> **Problem details**
Skip the images and return the records below exactly.

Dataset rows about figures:
********
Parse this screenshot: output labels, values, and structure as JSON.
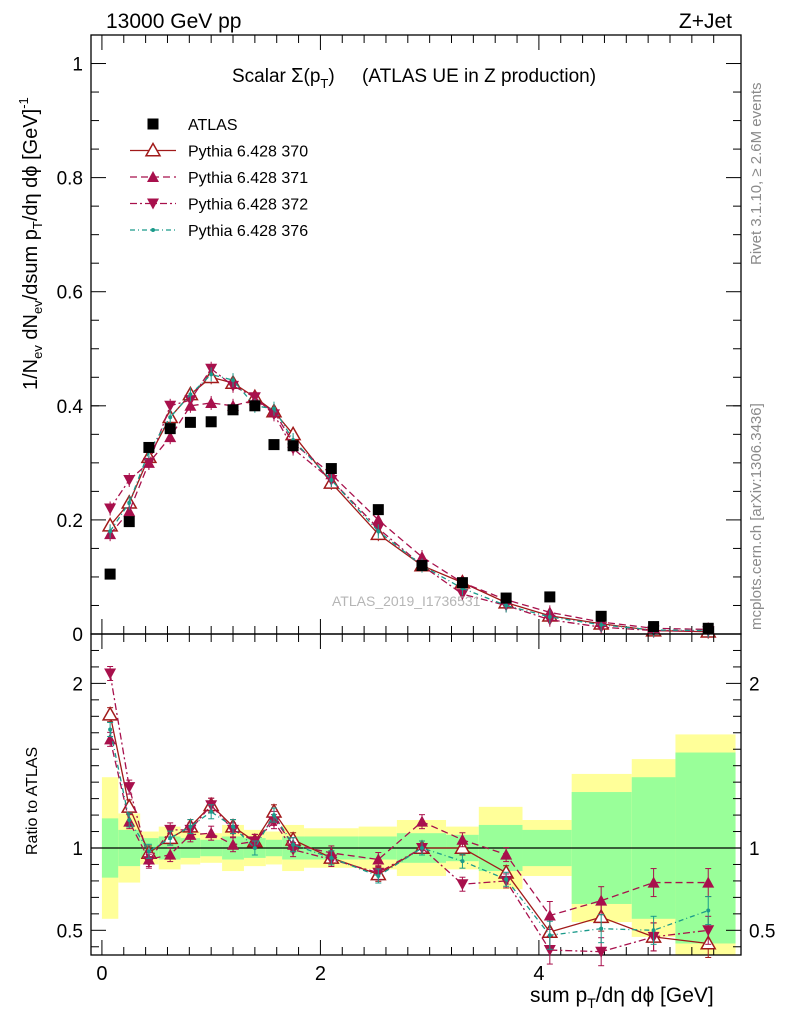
{
  "header": {
    "left": "13000 GeV pp",
    "right": "Z+Jet"
  },
  "plot_title": "Scalar Σ(p_T) (ATLAS UE in Z production)",
  "side_labels": {
    "rivet": "Rivet 3.1.10, ≥ 2.6M events",
    "mcplots": "mcplots.cern.ch [arXiv:1306.3436]"
  },
  "watermark": "ATLAS_2019_I1736531",
  "colors": {
    "data": "#000000",
    "p370": "#a11a1a",
    "p371": "#a8104c",
    "p372": "#a8104c",
    "p376": "#1a9a8a",
    "band_yellow": "#ffff99",
    "band_green": "#99ff99"
  },
  "chart_data": [
    {
      "type": "scatter",
      "panel": "main",
      "ylabel": "1/N_ev dN_ev/dsum p_T/dη dϕ [GeV]^-1",
      "xlim": [
        -0.1,
        5.85
      ],
      "ylim": [
        0,
        1.05
      ],
      "yticks": [
        "0",
        "0.2",
        "0.4",
        "0.6",
        "0.8",
        "1"
      ],
      "legend_position": "top-left",
      "x": [
        0.075,
        0.25,
        0.43,
        0.625,
        0.81,
        1.0,
        1.2,
        1.4,
        1.575,
        1.75,
        2.1,
        2.53,
        2.93,
        3.3,
        3.7,
        4.1,
        4.57,
        5.05,
        5.55
      ],
      "series": [
        {
          "name": "ATLAS",
          "key": "data",
          "marker": "square",
          "values": [
            0.105,
            0.197,
            0.327,
            0.36,
            0.371,
            0.372,
            0.393,
            0.4,
            0.332,
            0.33,
            0.29,
            0.218,
            0.12,
            0.09,
            0.063,
            0.065,
            0.031,
            0.013,
            0.01
          ]
        },
        {
          "name": "Pythia 6.428 370",
          "key": "p370",
          "marker": "triangle-up-open",
          "dash": "",
          "values": [
            0.19,
            0.23,
            0.31,
            0.38,
            0.42,
            0.45,
            0.44,
            0.415,
            0.39,
            0.35,
            0.265,
            0.175,
            0.12,
            0.09,
            0.055,
            0.032,
            0.018,
            0.006,
            0.004
          ]
        },
        {
          "name": "Pythia 6.428 371",
          "key": "p371",
          "marker": "triangle-up",
          "dash": "7,4",
          "values": [
            0.175,
            0.215,
            0.3,
            0.345,
            0.4,
            0.405,
            0.4,
            0.41,
            0.39,
            0.335,
            0.28,
            0.2,
            0.135,
            0.09,
            0.06,
            0.038,
            0.021,
            0.01,
            0.008
          ]
        },
        {
          "name": "Pythia 6.428 372",
          "key": "p372",
          "marker": "triangle-down",
          "dash": "7,3,2,3",
          "values": [
            0.22,
            0.27,
            0.3,
            0.4,
            0.41,
            0.465,
            0.435,
            0.415,
            0.385,
            0.325,
            0.27,
            0.185,
            0.12,
            0.07,
            0.05,
            0.025,
            0.012,
            0.006,
            0.005
          ]
        },
        {
          "name": "Pythia 6.428 376",
          "key": "p376",
          "marker": "dot",
          "dash": "5,3,1,3",
          "values": [
            0.18,
            0.23,
            0.32,
            0.38,
            0.42,
            0.455,
            0.445,
            0.4,
            0.395,
            0.34,
            0.27,
            0.18,
            0.12,
            0.08,
            0.05,
            0.03,
            0.016,
            0.007,
            0.006
          ]
        }
      ]
    },
    {
      "type": "line",
      "panel": "ratio",
      "ylabel": "Ratio to ATLAS",
      "xlabel": "sum p_T/dη dϕ [GeV]",
      "xlim": [
        -0.1,
        5.85
      ],
      "ylim": [
        0.35,
        2.3
      ],
      "yticks": [
        "0.5",
        "1",
        "2"
      ],
      "xticks": [
        "0",
        "2",
        "4"
      ],
      "reference": 1,
      "bins": [
        [
          0,
          0.15
        ],
        [
          0.15,
          0.35
        ],
        [
          0.35,
          0.52
        ],
        [
          0.52,
          0.72
        ],
        [
          0.72,
          0.9
        ],
        [
          0.9,
          1.1
        ],
        [
          1.1,
          1.3
        ],
        [
          1.3,
          1.5
        ],
        [
          1.5,
          1.65
        ],
        [
          1.65,
          1.85
        ],
        [
          1.85,
          2.35
        ],
        [
          2.35,
          2.7
        ],
        [
          2.7,
          3.15
        ],
        [
          3.15,
          3.45
        ],
        [
          3.45,
          3.85
        ],
        [
          3.85,
          4.3
        ],
        [
          4.3,
          4.85
        ],
        [
          4.85,
          5.25
        ],
        [
          5.25,
          5.8
        ]
      ],
      "band_yellow": [
        0.43,
        0.21,
        0.1,
        0.13,
        0.1,
        0.09,
        0.14,
        0.11,
        0.1,
        0.14,
        0.12,
        0.13,
        0.17,
        0.13,
        0.25,
        0.17,
        0.45,
        0.54,
        0.69
      ],
      "band_green": [
        0.18,
        0.11,
        0.06,
        0.07,
        0.06,
        0.05,
        0.07,
        0.06,
        0.05,
        0.07,
        0.07,
        0.07,
        0.09,
        0.08,
        0.14,
        0.11,
        0.34,
        0.43,
        0.58
      ],
      "series": [
        {
          "key": "p370",
          "values": [
            1.81,
            1.25,
            0.97,
            1.06,
            1.13,
            1.26,
            1.13,
            1.04,
            1.22,
            1.05,
            0.94,
            0.84,
            1.0,
            1.0,
            0.85,
            0.49,
            0.58,
            0.46,
            0.42
          ]
        },
        {
          "key": "p371",
          "values": [
            1.66,
            1.16,
            0.93,
            0.96,
            1.08,
            1.09,
            1.02,
            1.04,
            1.18,
            1.02,
            0.97,
            0.93,
            1.16,
            1.05,
            0.96,
            0.59,
            0.68,
            0.79,
            0.79
          ]
        },
        {
          "key": "p372",
          "values": [
            2.06,
            1.37,
            0.92,
            1.11,
            1.11,
            1.26,
            1.11,
            1.04,
            1.16,
            0.99,
            0.93,
            0.85,
            1.0,
            0.78,
            0.8,
            0.38,
            0.37,
            0.46,
            0.5
          ]
        },
        {
          "key": "p376",
          "values": [
            1.72,
            1.17,
            0.98,
            1.06,
            1.13,
            1.22,
            1.13,
            1.0,
            1.2,
            1.02,
            0.94,
            0.83,
            1.0,
            0.92,
            0.81,
            0.47,
            0.51,
            0.5,
            0.62
          ]
        }
      ]
    }
  ]
}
********
> **Expected answer**
Parse this screenshot: output labels, values, and structure as JSON.
{
  "header": {
    "left": "13000 GeV pp",
    "right": "Z+Jet"
  },
  "plot_title": "Scalar Σ(p_T) (ATLAS UE in Z production)",
  "side_labels": {
    "rivet": "Rivet 3.1.10, ≥ 2.6M events",
    "mcplots": "mcplots.cern.ch [arXiv:1306.3436]"
  },
  "watermark": "ATLAS_2019_I1736531",
  "colors": {
    "data": "#000000",
    "p370": "#a11a1a",
    "p371": "#a8104c",
    "p372": "#a8104c",
    "p376": "#1a9a8a",
    "band_yellow": "#ffff99",
    "band_green": "#99ff99"
  },
  "chart_data": [
    {
      "type": "scatter",
      "panel": "main",
      "ylabel": "1/N_ev dN_ev/dsum p_T/dη dϕ [GeV]^-1",
      "xlim": [
        -0.1,
        5.85
      ],
      "ylim": [
        0,
        1.05
      ],
      "yticks": [
        "0",
        "0.2",
        "0.4",
        "0.6",
        "0.8",
        "1"
      ],
      "legend_position": "top-left",
      "x": [
        0.075,
        0.25,
        0.43,
        0.625,
        0.81,
        1.0,
        1.2,
        1.4,
        1.575,
        1.75,
        2.1,
        2.53,
        2.93,
        3.3,
        3.7,
        4.1,
        4.57,
        5.05,
        5.55
      ],
      "series": [
        {
          "name": "ATLAS",
          "key": "data",
          "marker": "square",
          "values": [
            0.105,
            0.197,
            0.327,
            0.36,
            0.371,
            0.372,
            0.393,
            0.4,
            0.332,
            0.33,
            0.29,
            0.218,
            0.12,
            0.09,
            0.063,
            0.065,
            0.031,
            0.013,
            0.01
          ]
        },
        {
          "name": "Pythia 6.428 370",
          "key": "p370",
          "marker": "triangle-up-open",
          "dash": "",
          "values": [
            0.19,
            0.23,
            0.31,
            0.38,
            0.42,
            0.45,
            0.44,
            0.415,
            0.39,
            0.35,
            0.265,
            0.175,
            0.12,
            0.09,
            0.055,
            0.032,
            0.018,
            0.006,
            0.004
          ]
        },
        {
          "name": "Pythia 6.428 371",
          "key": "p371",
          "marker": "triangle-up",
          "dash": "7,4",
          "values": [
            0.175,
            0.215,
            0.3,
            0.345,
            0.4,
            0.405,
            0.4,
            0.41,
            0.39,
            0.335,
            0.28,
            0.2,
            0.135,
            0.09,
            0.06,
            0.038,
            0.021,
            0.01,
            0.008
          ]
        },
        {
          "name": "Pythia 6.428 372",
          "key": "p372",
          "marker": "triangle-down",
          "dash": "7,3,2,3",
          "values": [
            0.22,
            0.27,
            0.3,
            0.4,
            0.41,
            0.465,
            0.435,
            0.415,
            0.385,
            0.325,
            0.27,
            0.185,
            0.12,
            0.07,
            0.05,
            0.025,
            0.012,
            0.006,
            0.005
          ]
        },
        {
          "name": "Pythia 6.428 376",
          "key": "p376",
          "marker": "dot",
          "dash": "5,3,1,3",
          "values": [
            0.18,
            0.23,
            0.32,
            0.38,
            0.42,
            0.455,
            0.445,
            0.4,
            0.395,
            0.34,
            0.27,
            0.18,
            0.12,
            0.08,
            0.05,
            0.03,
            0.016,
            0.007,
            0.006
          ]
        }
      ]
    },
    {
      "type": "line",
      "panel": "ratio",
      "ylabel": "Ratio to ATLAS",
      "xlabel": "sum p_T/dη dϕ [GeV]",
      "xlim": [
        -0.1,
        5.85
      ],
      "ylim": [
        0.35,
        2.3
      ],
      "yticks": [
        "0.5",
        "1",
        "2"
      ],
      "xticks": [
        "0",
        "2",
        "4"
      ],
      "reference": 1,
      "bins": [
        [
          0,
          0.15
        ],
        [
          0.15,
          0.35
        ],
        [
          0.35,
          0.52
        ],
        [
          0.52,
          0.72
        ],
        [
          0.72,
          0.9
        ],
        [
          0.9,
          1.1
        ],
        [
          1.1,
          1.3
        ],
        [
          1.3,
          1.5
        ],
        [
          1.5,
          1.65
        ],
        [
          1.65,
          1.85
        ],
        [
          1.85,
          2.35
        ],
        [
          2.35,
          2.7
        ],
        [
          2.7,
          3.15
        ],
        [
          3.15,
          3.45
        ],
        [
          3.45,
          3.85
        ],
        [
          3.85,
          4.3
        ],
        [
          4.3,
          4.85
        ],
        [
          4.85,
          5.25
        ],
        [
          5.25,
          5.8
        ]
      ],
      "band_yellow": [
        0.43,
        0.21,
        0.1,
        0.13,
        0.1,
        0.09,
        0.14,
        0.11,
        0.1,
        0.14,
        0.12,
        0.13,
        0.17,
        0.13,
        0.25,
        0.17,
        0.45,
        0.54,
        0.69
      ],
      "band_green": [
        0.18,
        0.11,
        0.06,
        0.07,
        0.06,
        0.05,
        0.07,
        0.06,
        0.05,
        0.07,
        0.07,
        0.07,
        0.09,
        0.08,
        0.14,
        0.11,
        0.34,
        0.43,
        0.58
      ],
      "series": [
        {
          "key": "p370",
          "values": [
            1.81,
            1.25,
            0.97,
            1.06,
            1.13,
            1.26,
            1.13,
            1.04,
            1.22,
            1.05,
            0.94,
            0.84,
            1.0,
            1.0,
            0.85,
            0.49,
            0.58,
            0.46,
            0.42
          ]
        },
        {
          "key": "p371",
          "values": [
            1.66,
            1.16,
            0.93,
            0.96,
            1.08,
            1.09,
            1.02,
            1.04,
            1.18,
            1.02,
            0.97,
            0.93,
            1.16,
            1.05,
            0.96,
            0.59,
            0.68,
            0.79,
            0.79
          ]
        },
        {
          "key": "p372",
          "values": [
            2.06,
            1.37,
            0.92,
            1.11,
            1.11,
            1.26,
            1.11,
            1.04,
            1.16,
            0.99,
            0.93,
            0.85,
            1.0,
            0.78,
            0.8,
            0.38,
            0.37,
            0.46,
            0.5
          ]
        },
        {
          "key": "p376",
          "values": [
            1.72,
            1.17,
            0.98,
            1.06,
            1.13,
            1.22,
            1.13,
            1.0,
            1.2,
            1.02,
            0.94,
            0.83,
            1.0,
            0.92,
            0.81,
            0.47,
            0.51,
            0.5,
            0.62
          ]
        }
      ]
    }
  ]
}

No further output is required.